* SHORT EXERCISE:
Copy each record exactly as it reads, leaving out any pictures it holds.

* RECORDS SHOWN:
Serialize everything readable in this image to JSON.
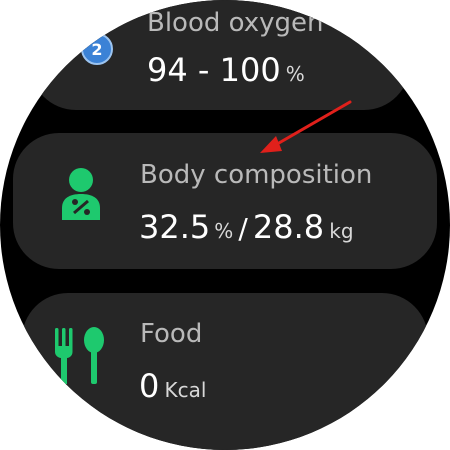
{
  "metrics": {
    "blood_oxygen": {
      "label": "Blood oxygen",
      "value": "94 - 100",
      "unit": "%",
      "badge_number": "2",
      "icon": "blood-oxygen-icon"
    },
    "body_composition": {
      "label": "Body composition",
      "fat_value": "32.5",
      "fat_unit": "%",
      "separator": "/",
      "muscle_value": "28.8",
      "muscle_unit": "kg",
      "icon": "body-composition-icon"
    },
    "food": {
      "label": "Food",
      "value": "0",
      "unit": "Kcal",
      "icon": "food-icon"
    }
  },
  "colors": {
    "accent_green": "#1ec96e",
    "badge_blue": "#3b82d6",
    "arrow_red": "#e0201b",
    "card_bg": "#262626"
  }
}
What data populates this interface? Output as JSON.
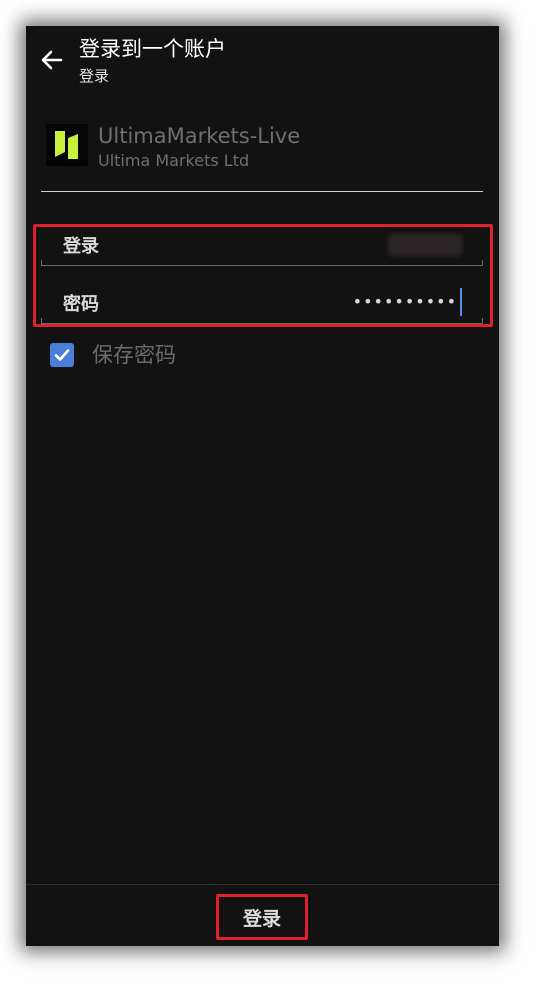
{
  "header": {
    "back_icon": "arrow-left-icon",
    "title": "登录到一个账户",
    "subtitle": "登录"
  },
  "server": {
    "logo_icon": "ultima-markets-logo",
    "name": "UltimaMarkets-Live",
    "company": "Ultima Markets Ltd"
  },
  "form": {
    "login_label": "登录",
    "password_label": "密码",
    "password_value": "••••••••••",
    "save_password_label": "保存密码",
    "save_password_checked": true
  },
  "footer": {
    "submit_label": "登录"
  },
  "colors": {
    "background": "#121212",
    "accent": "#4a7ed9",
    "logo_green": "#c9f03a",
    "highlight": "#e0202c"
  }
}
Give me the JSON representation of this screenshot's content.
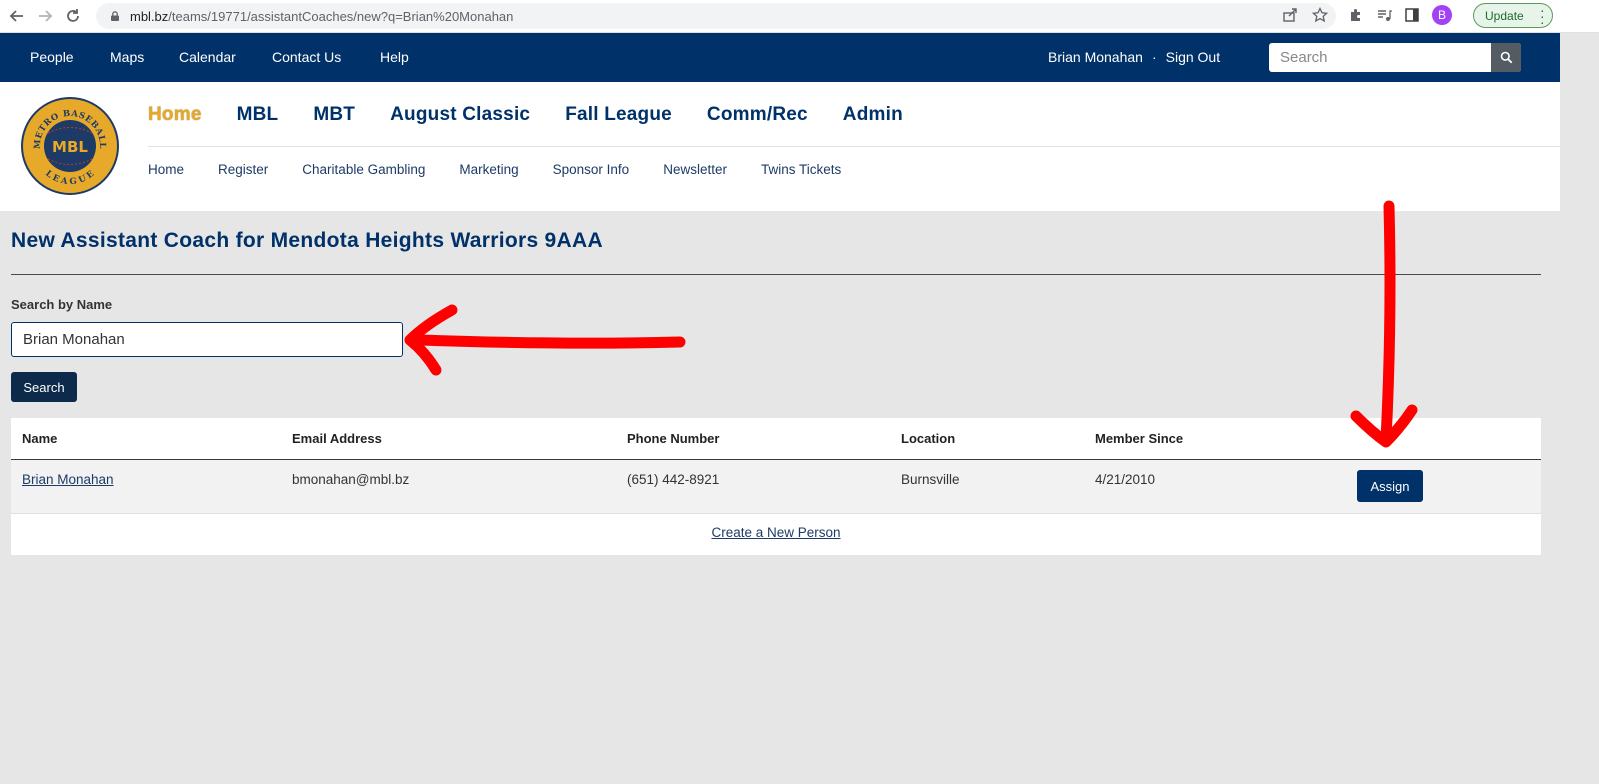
{
  "browser": {
    "url_host": "mbl.bz",
    "url_path": "/teams/19771/assistantCoaches/new?q=Brian%20Monahan",
    "profile_initial": "B",
    "update_label": "Update"
  },
  "topbar": {
    "links": [
      "People",
      "Maps",
      "Calendar",
      "Contact Us",
      "Help"
    ],
    "user_name": "Brian Monahan",
    "separator": "·",
    "sign_out": "Sign Out",
    "search_placeholder": "Search"
  },
  "logo": {
    "arc_top": "METRO BASEBALL",
    "center": "MBL",
    "arc_bottom": "LEAGUE"
  },
  "primary_nav": [
    "Home",
    "MBL",
    "MBT",
    "August Classic",
    "Fall League",
    "Comm/Rec",
    "Admin"
  ],
  "secondary_nav": [
    "Home",
    "Register",
    "Charitable Gambling",
    "Marketing",
    "Sponsor Info",
    "Newsletter",
    "Twins Tickets"
  ],
  "page": {
    "title": "New Assistant Coach for Mendota Heights Warriors 9AAA",
    "search_label": "Search by Name",
    "search_value": "Brian Monahan",
    "search_button": "Search"
  },
  "results": {
    "headers": [
      "Name",
      "Email Address",
      "Phone Number",
      "Location",
      "Member Since"
    ],
    "rows": [
      {
        "name": "Brian Monahan",
        "email": "bmonahan@mbl.bz",
        "phone": "(651) 442-8921",
        "location": "Burnsville",
        "member_since": "4/21/2010",
        "action": "Assign"
      }
    ],
    "create_link": "Create a New Person"
  },
  "colors": {
    "navy": "#003169",
    "gold": "#e6a92a",
    "annotation_red": "#ff0000"
  }
}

* RESPONSE:
Serialize everything readable in this image to JSON.
{
  "metrics": {
    "blood_oxygen": {
      "label": "Blood oxygen",
      "value": "94 - 100",
      "unit": "%",
      "badge_number": "2",
      "icon": "blood-oxygen-icon"
    },
    "body_composition": {
      "label": "Body composition",
      "fat_value": "32.5",
      "fat_unit": "%",
      "separator": "/",
      "muscle_value": "28.8",
      "muscle_unit": "kg",
      "icon": "body-composition-icon"
    },
    "food": {
      "label": "Food",
      "value": "0",
      "unit": "Kcal",
      "icon": "food-icon"
    }
  },
  "colors": {
    "accent_green": "#1ec96e",
    "badge_blue": "#3b82d6",
    "arrow_red": "#e0201b",
    "card_bg": "#262626"
  }
}
What data populates this interface? Output as JSON.
{
  "header": {
    "back_icon": "arrow-left-icon",
    "title": "登录到一个账户",
    "subtitle": "登录"
  },
  "server": {
    "logo_icon": "ultima-markets-logo",
    "name": "UltimaMarkets-Live",
    "company": "Ultima Markets Ltd"
  },
  "form": {
    "login_label": "登录",
    "password_label": "密码",
    "password_value": "••••••••••",
    "save_password_label": "保存密码",
    "save_password_checked": true
  },
  "footer": {
    "submit_label": "登录"
  },
  "colors": {
    "background": "#121212",
    "accent": "#4a7ed9",
    "logo_green": "#c9f03a",
    "highlight": "#e0202c"
  }
}
Give me the JSON representation of this screenshot's content.
{
  "browser": {
    "url_host": "mbl.bz",
    "url_path": "/teams/19771/assistantCoaches/new?q=Brian%20Monahan",
    "profile_initial": "B",
    "update_label": "Update"
  },
  "topbar": {
    "links": [
      "People",
      "Maps",
      "Calendar",
      "Contact Us",
      "Help"
    ],
    "user_name": "Brian Monahan",
    "separator": "·",
    "sign_out": "Sign Out",
    "search_placeholder": "Search"
  },
  "logo": {
    "arc_top": "METRO BASEBALL",
    "center": "MBL",
    "arc_bottom": "LEAGUE"
  },
  "primary_nav": [
    "Home",
    "MBL",
    "MBT",
    "August Classic",
    "Fall League",
    "Comm/Rec",
    "Admin"
  ],
  "secondary_nav": [
    "Home",
    "Register",
    "Charitable Gambling",
    "Marketing",
    "Sponsor Info",
    "Newsletter",
    "Twins Tickets"
  ],
  "page": {
    "title": "New Assistant Coach for Mendota Heights Warriors 9AAA",
    "search_label": "Search by Name",
    "search_value": "Brian Monahan",
    "search_button": "Search"
  },
  "results": {
    "headers": [
      "Name",
      "Email Address",
      "Phone Number",
      "Location",
      "Member Since"
    ],
    "rows": [
      {
        "name": "Brian Monahan",
        "email": "bmonahan@mbl.bz",
        "phone": "(651) 442-8921",
        "location": "Burnsville",
        "member_since": "4/21/2010",
        "action": "Assign"
      }
    ],
    "create_link": "Create a New Person"
  },
  "colors": {
    "navy": "#003169",
    "gold": "#e6a92a",
    "annotation_red": "#ff0000"
  }
}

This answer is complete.